Copy out every record below with complete accuracy.

_SOURCE RECORDS_.

• • • • • • •

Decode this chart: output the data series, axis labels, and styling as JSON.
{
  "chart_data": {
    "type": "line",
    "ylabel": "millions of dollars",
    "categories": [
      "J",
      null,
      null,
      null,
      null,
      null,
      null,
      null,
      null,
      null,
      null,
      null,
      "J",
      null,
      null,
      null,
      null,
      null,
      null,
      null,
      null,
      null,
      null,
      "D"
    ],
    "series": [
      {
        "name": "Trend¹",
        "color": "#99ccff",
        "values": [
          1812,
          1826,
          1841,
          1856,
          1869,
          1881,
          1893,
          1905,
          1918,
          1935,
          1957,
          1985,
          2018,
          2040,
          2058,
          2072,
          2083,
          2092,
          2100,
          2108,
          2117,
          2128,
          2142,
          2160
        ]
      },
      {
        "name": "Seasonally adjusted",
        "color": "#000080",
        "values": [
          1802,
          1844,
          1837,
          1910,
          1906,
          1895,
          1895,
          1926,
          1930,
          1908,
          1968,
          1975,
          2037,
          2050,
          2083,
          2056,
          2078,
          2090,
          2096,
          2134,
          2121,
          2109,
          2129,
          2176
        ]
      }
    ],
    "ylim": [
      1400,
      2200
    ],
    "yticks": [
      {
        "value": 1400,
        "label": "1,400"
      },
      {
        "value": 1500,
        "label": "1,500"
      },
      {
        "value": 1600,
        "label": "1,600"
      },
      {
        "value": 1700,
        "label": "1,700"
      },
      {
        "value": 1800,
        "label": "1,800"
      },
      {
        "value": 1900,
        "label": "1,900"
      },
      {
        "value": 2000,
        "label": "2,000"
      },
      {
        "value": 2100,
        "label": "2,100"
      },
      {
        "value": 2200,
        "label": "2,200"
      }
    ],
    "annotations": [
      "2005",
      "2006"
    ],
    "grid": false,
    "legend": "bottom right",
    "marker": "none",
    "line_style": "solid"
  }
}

• • • • • • •

_THE ANSWER_.
Decode this chart: output the data series, axis labels, and styling as JSON.
{
  "chart_data": {
    "type": "line",
    "ylabel": "millions of dollars",
    "categories": [
      "J",
      null,
      null,
      null,
      null,
      null,
      null,
      null,
      null,
      null,
      null,
      null,
      "J",
      null,
      null,
      null,
      null,
      null,
      null,
      null,
      null,
      null,
      null,
      "D"
    ],
    "series": [
      {
        "name": "Trend¹",
        "color": "#99ccff",
        "values": [
          1812,
          1826,
          1841,
          1856,
          1869,
          1881,
          1893,
          1905,
          1918,
          1935,
          1957,
          1985,
          2018,
          2040,
          2058,
          2072,
          2083,
          2092,
          2100,
          2108,
          2117,
          2128,
          2142,
          2160
        ]
      },
      {
        "name": "Seasonally adjusted",
        "color": "#000080",
        "values": [
          1802,
          1844,
          1837,
          1910,
          1906,
          1895,
          1895,
          1926,
          1930,
          1908,
          1968,
          1975,
          2037,
          2050,
          2083,
          2056,
          2078,
          2090,
          2096,
          2134,
          2121,
          2109,
          2129,
          2176
        ]
      }
    ],
    "ylim": [
      1400,
      2200
    ],
    "yticks": [
      {
        "value": 1400,
        "label": "1,400"
      },
      {
        "value": 1500,
        "label": "1,500"
      },
      {
        "value": 1600,
        "label": "1,600"
      },
      {
        "value": 1700,
        "label": "1,700"
      },
      {
        "value": 1800,
        "label": "1,800"
      },
      {
        "value": 1900,
        "label": "1,900"
      },
      {
        "value": 2000,
        "label": "2,000"
      },
      {
        "value": 2100,
        "label": "2,100"
      },
      {
        "value": 2200,
        "label": "2,200"
      }
    ],
    "annotations": [
      "2005",
      "2006"
    ],
    "grid": false,
    "legend": "bottom right",
    "marker": "none",
    "line_style": "solid"
  }
}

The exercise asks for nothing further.